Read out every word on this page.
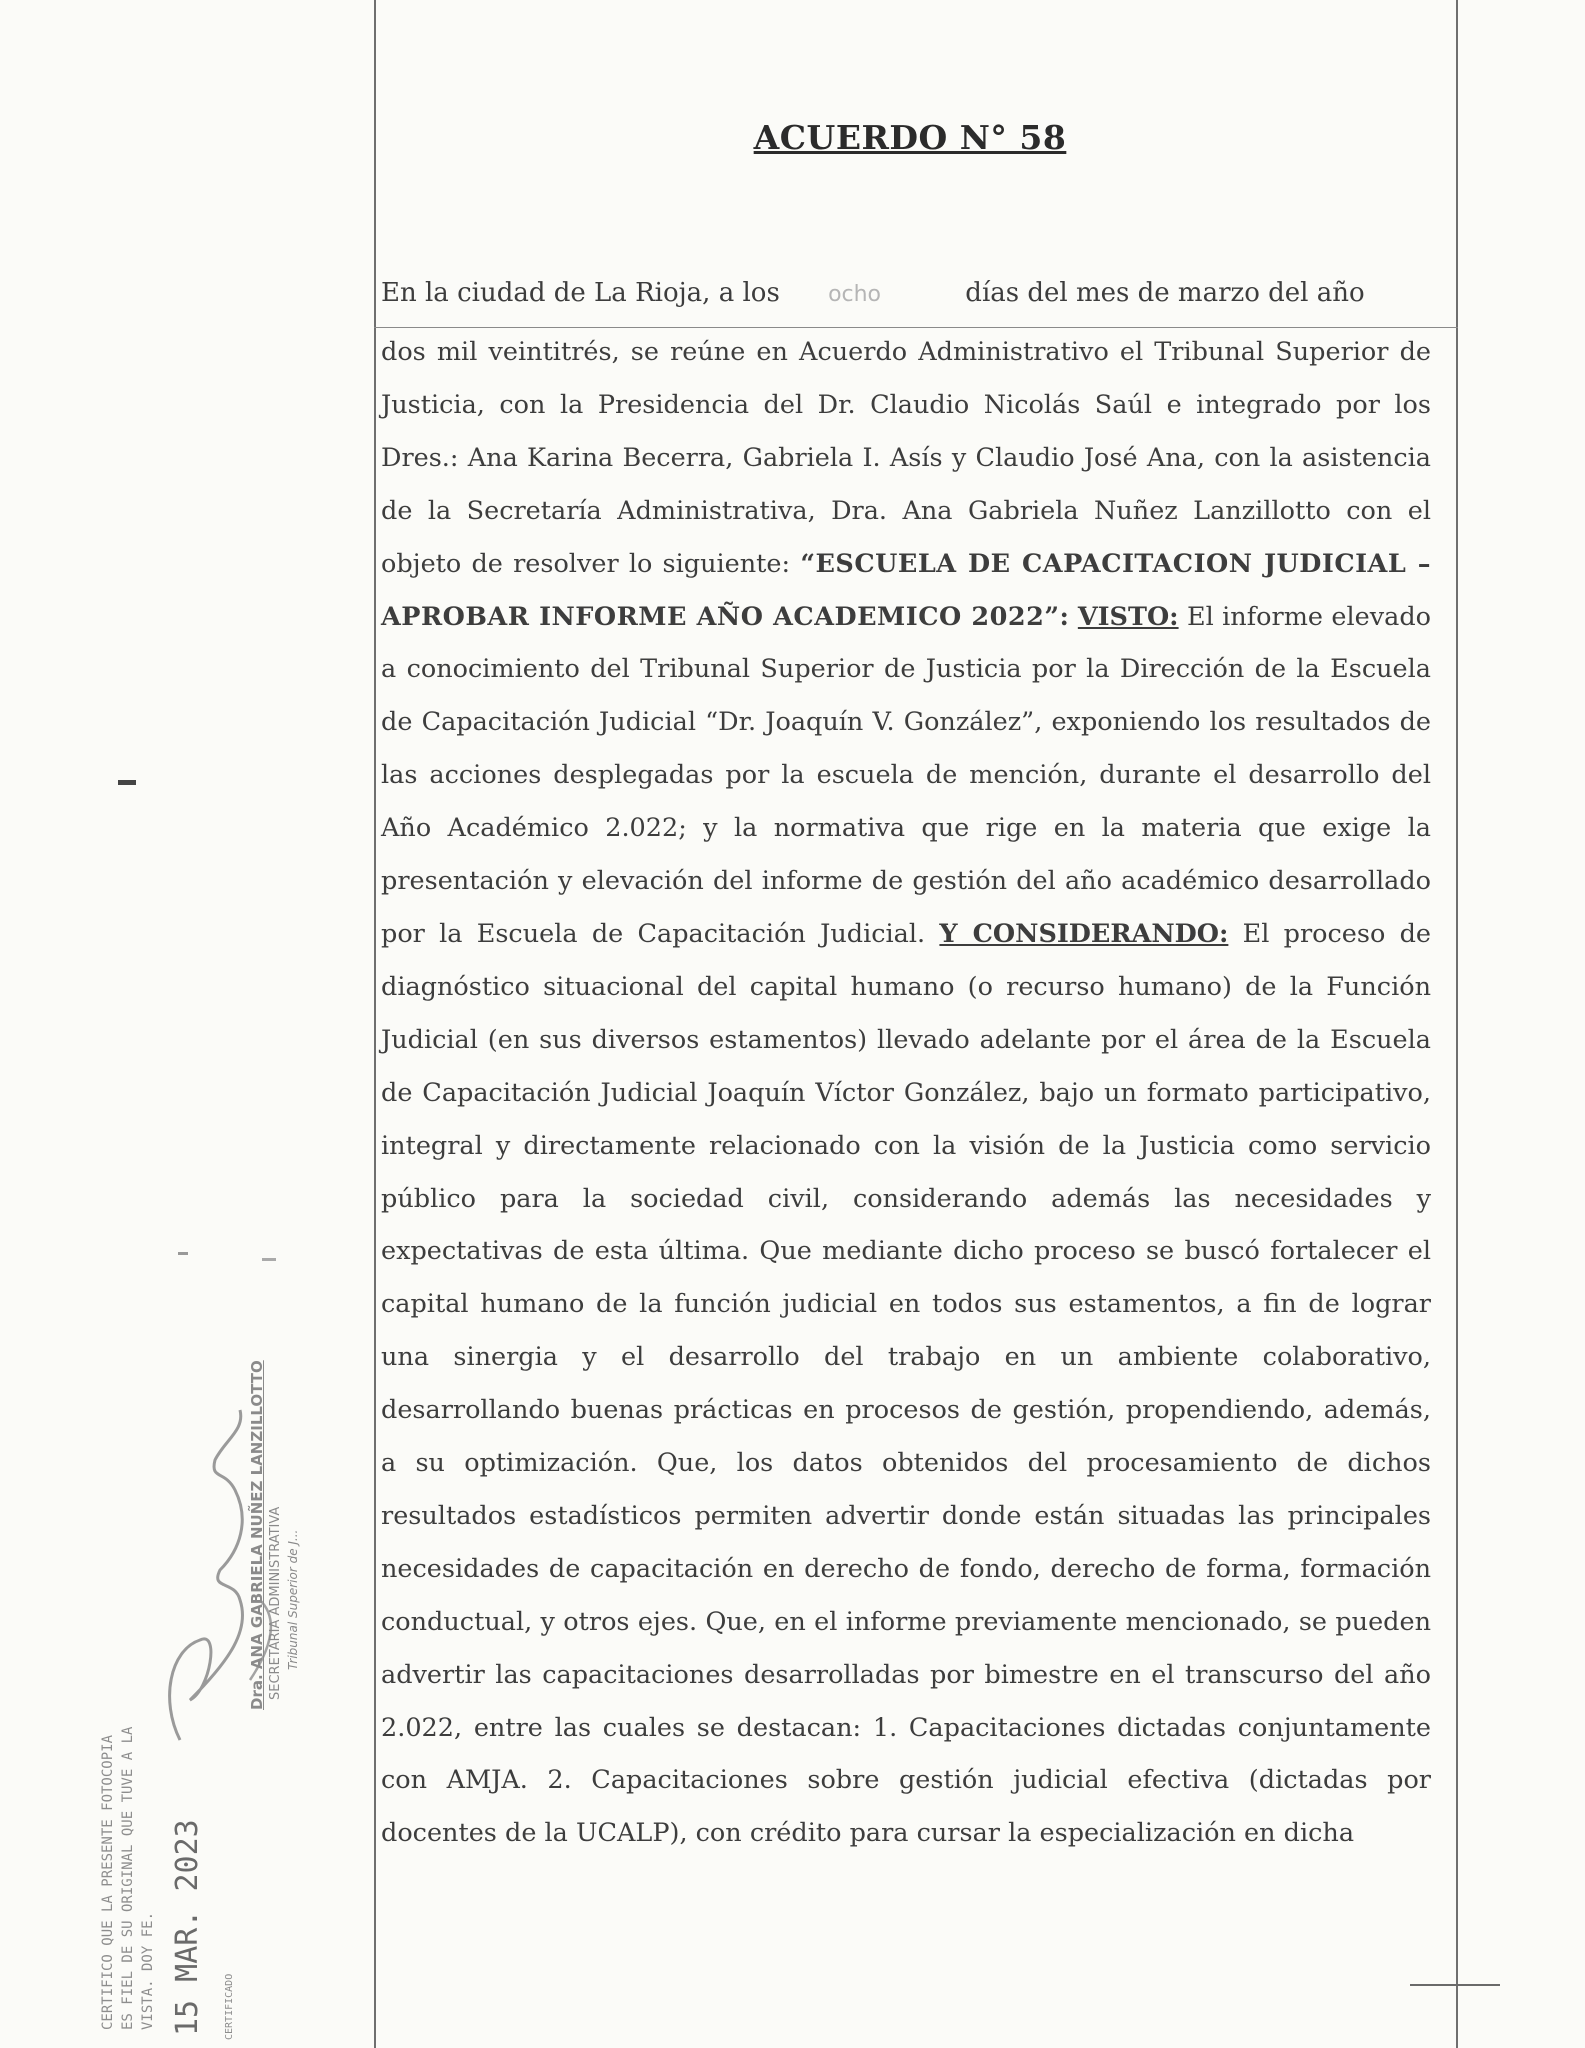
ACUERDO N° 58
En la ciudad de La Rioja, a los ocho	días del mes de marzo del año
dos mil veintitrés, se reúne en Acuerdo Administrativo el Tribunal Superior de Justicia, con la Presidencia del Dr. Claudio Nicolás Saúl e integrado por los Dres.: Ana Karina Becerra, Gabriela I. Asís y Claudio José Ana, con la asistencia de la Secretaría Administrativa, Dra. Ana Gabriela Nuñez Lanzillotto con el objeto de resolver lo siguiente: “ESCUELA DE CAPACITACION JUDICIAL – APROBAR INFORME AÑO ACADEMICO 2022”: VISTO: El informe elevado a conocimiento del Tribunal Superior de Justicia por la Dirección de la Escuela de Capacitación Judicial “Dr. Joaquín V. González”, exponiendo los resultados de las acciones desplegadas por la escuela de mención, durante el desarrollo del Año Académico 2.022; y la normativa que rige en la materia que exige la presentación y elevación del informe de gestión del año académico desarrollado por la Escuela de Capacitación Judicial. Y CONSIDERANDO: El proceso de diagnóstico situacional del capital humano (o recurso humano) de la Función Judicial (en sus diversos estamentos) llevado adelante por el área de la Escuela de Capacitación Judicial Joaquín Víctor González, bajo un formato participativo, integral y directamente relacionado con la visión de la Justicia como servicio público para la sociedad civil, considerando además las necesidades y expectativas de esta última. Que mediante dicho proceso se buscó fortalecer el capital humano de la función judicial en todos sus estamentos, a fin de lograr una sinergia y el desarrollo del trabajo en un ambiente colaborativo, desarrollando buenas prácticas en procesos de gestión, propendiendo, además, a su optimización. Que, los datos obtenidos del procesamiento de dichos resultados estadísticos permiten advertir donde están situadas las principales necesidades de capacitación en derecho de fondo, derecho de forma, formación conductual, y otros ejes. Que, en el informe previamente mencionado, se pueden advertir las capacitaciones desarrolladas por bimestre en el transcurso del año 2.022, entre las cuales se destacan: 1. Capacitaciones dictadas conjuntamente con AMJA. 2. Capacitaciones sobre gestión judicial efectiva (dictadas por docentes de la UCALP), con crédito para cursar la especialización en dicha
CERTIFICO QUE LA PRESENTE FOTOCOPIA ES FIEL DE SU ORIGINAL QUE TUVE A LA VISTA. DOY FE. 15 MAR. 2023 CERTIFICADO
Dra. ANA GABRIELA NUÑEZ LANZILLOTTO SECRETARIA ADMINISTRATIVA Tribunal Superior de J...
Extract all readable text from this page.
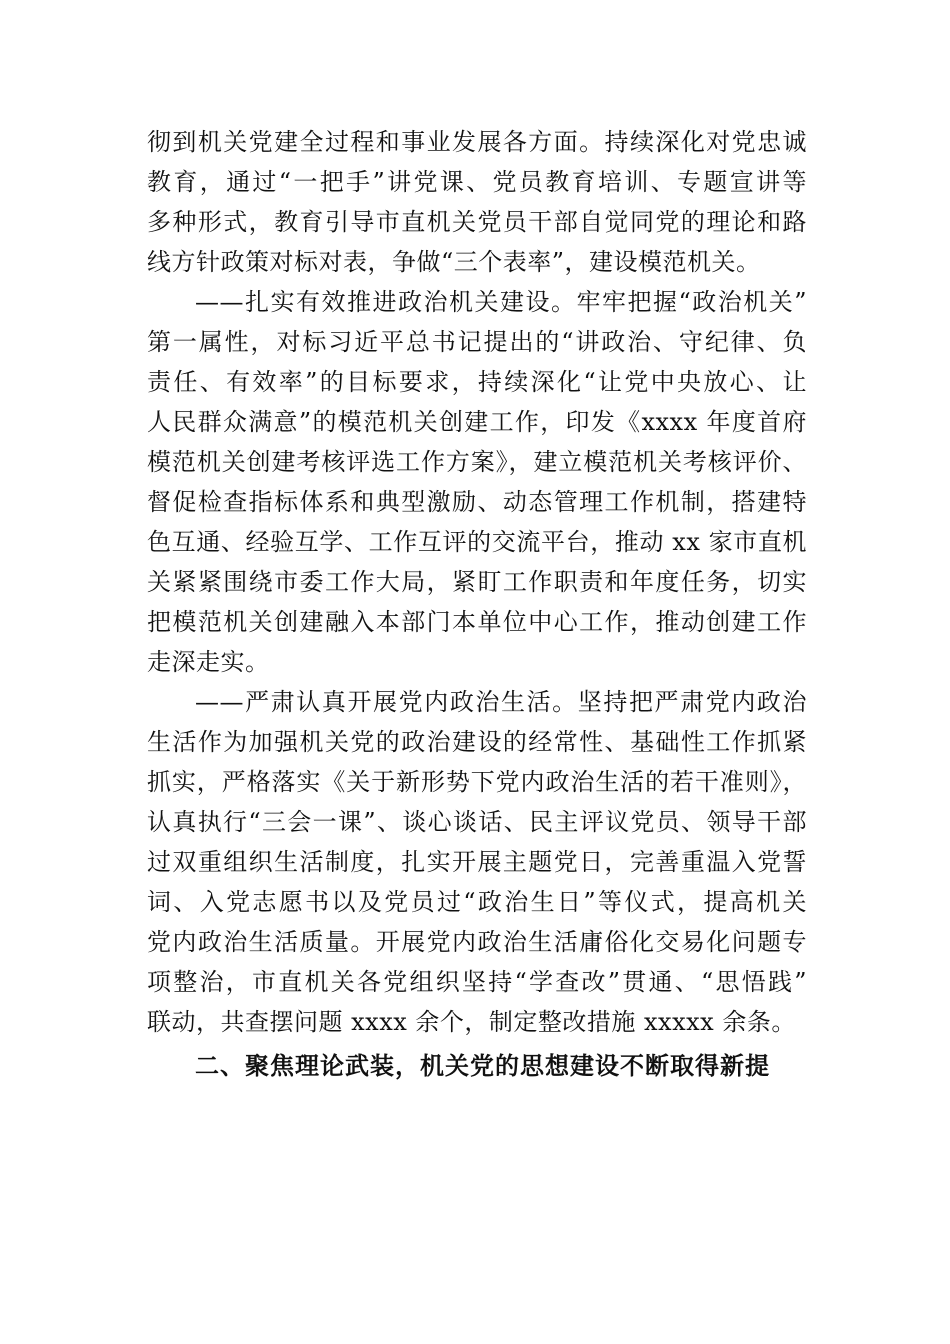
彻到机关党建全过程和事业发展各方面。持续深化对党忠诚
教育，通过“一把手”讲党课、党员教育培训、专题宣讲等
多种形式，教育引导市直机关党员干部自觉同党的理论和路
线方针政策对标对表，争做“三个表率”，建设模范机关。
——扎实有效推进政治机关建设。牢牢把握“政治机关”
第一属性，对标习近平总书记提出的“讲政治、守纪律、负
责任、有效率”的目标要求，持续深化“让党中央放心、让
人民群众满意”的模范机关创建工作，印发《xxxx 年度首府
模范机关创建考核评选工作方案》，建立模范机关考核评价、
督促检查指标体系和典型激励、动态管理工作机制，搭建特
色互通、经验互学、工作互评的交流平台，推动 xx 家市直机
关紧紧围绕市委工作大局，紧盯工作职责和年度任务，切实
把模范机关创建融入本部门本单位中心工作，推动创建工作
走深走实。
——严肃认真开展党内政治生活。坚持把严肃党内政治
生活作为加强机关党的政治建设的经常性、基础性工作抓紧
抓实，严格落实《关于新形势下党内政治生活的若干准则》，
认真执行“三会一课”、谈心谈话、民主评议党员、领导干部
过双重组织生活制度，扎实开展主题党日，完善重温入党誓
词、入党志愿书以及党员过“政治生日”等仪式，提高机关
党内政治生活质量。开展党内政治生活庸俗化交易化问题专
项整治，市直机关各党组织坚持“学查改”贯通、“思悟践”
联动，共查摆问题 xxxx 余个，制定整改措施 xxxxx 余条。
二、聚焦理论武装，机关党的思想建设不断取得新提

● Aim of the task
Print out the whole of the material word for word, without pictures.

● Task result
Read out every word on this page.
ACUERDO N° 58
En la ciudad de La Rioja, a los ocho	días del mes de marzo del año
dos mil veintitrés, se reúne en Acuerdo Administrativo el Tribunal Superior de Justicia, con la Presidencia del Dr. Claudio Nicolás Saúl e integrado por los Dres.: Ana Karina Becerra, Gabriela I. Asís y Claudio José Ana, con la asistencia de la Secretaría Administrativa, Dra. Ana Gabriela Nuñez Lanzillotto con el objeto de resolver lo siguiente: “ESCUELA DE CAPACITACION JUDICIAL – APROBAR INFORME AÑO ACADEMICO 2022”: VISTO: El informe elevado a conocimiento del Tribunal Superior de Justicia por la Dirección de la Escuela de Capacitación Judicial “Dr. Joaquín V. González”, exponiendo los resultados de las acciones desplegadas por la escuela de mención, durante el desarrollo del Año Académico 2.022; y la normativa que rige en la materia que exige la presentación y elevación del informe de gestión del año académico desarrollado por la Escuela de Capacitación Judicial. Y CONSIDERANDO: El proceso de diagnóstico situacional del capital humano (o recurso humano) de la Función Judicial (en sus diversos estamentos) llevado adelante por el área de la Escuela de Capacitación Judicial Joaquín Víctor González, bajo un formato participativo, integral y directamente relacionado con la visión de la Justicia como servicio público para la sociedad civil, considerando además las necesidades y expectativas de esta última. Que mediante dicho proceso se buscó fortalecer el capital humano de la función judicial en todos sus estamentos, a fin de lograr una sinergia y el desarrollo del trabajo en un ambiente colaborativo, desarrollando buenas prácticas en procesos de gestión, propendiendo, además, a su optimización. Que, los datos obtenidos del procesamiento de dichos resultados estadísticos permiten advertir donde están situadas las principales necesidades de capacitación en derecho de fondo, derecho de forma, formación conductual, y otros ejes. Que, en el informe previamente mencionado, se pueden advertir las capacitaciones desarrolladas por bimestre en el transcurso del año 2.022, entre las cuales se destacan: 1. Capacitaciones dictadas conjuntamente con AMJA. 2. Capacitaciones sobre gestión judicial efectiva (dictadas por docentes de la UCALP), con crédito para cursar la especialización en dicha
CERTIFICO QUE LA PRESENTE FOTOCOPIA ES FIEL DE SU ORIGINAL QUE TUVE A LA VISTA. DOY FE. 15 MAR. 2023 CERTIFICADO
Dra. ANA GABRIELA NUÑEZ LANZILLOTTO SECRETARIA ADMINISTRATIVA Tribunal Superior de J...
Extract all readable text from this page.
彻到机关党建全过程和事业发展各方面。持续深化对党忠诚
教育，通过“一把手”讲党课、党员教育培训、专题宣讲等
多种形式，教育引导市直机关党员干部自觉同党的理论和路
线方针政策对标对表，争做“三个表率”，建设模范机关。
——扎实有效推进政治机关建设。牢牢把握“政治机关”
第一属性，对标习近平总书记提出的“讲政治、守纪律、负
责任、有效率”的目标要求，持续深化“让党中央放心、让
人民群众满意”的模范机关创建工作，印发《xxxx 年度首府
模范机关创建考核评选工作方案》，建立模范机关考核评价、
督促检查指标体系和典型激励、动态管理工作机制，搭建特
色互通、经验互学、工作互评的交流平台，推动 xx 家市直机
关紧紧围绕市委工作大局，紧盯工作职责和年度任务，切实
把模范机关创建融入本部门本单位中心工作，推动创建工作
走深走实。
——严肃认真开展党内政治生活。坚持把严肃党内政治
生活作为加强机关党的政治建设的经常性、基础性工作抓紧
抓实，严格落实《关于新形势下党内政治生活的若干准则》，
认真执行“三会一课”、谈心谈话、民主评议党员、领导干部
过双重组织生活制度，扎实开展主题党日，完善重温入党誓
词、入党志愿书以及党员过“政治生日”等仪式，提高机关
党内政治生活质量。开展党内政治生活庸俗化交易化问题专
项整治，市直机关各党组织坚持“学查改”贯通、“思悟践”
联动，共查摆问题 xxxx 余个，制定整改措施 xxxxx 余条。
二、聚焦理论武装，机关党的思想建设不断取得新提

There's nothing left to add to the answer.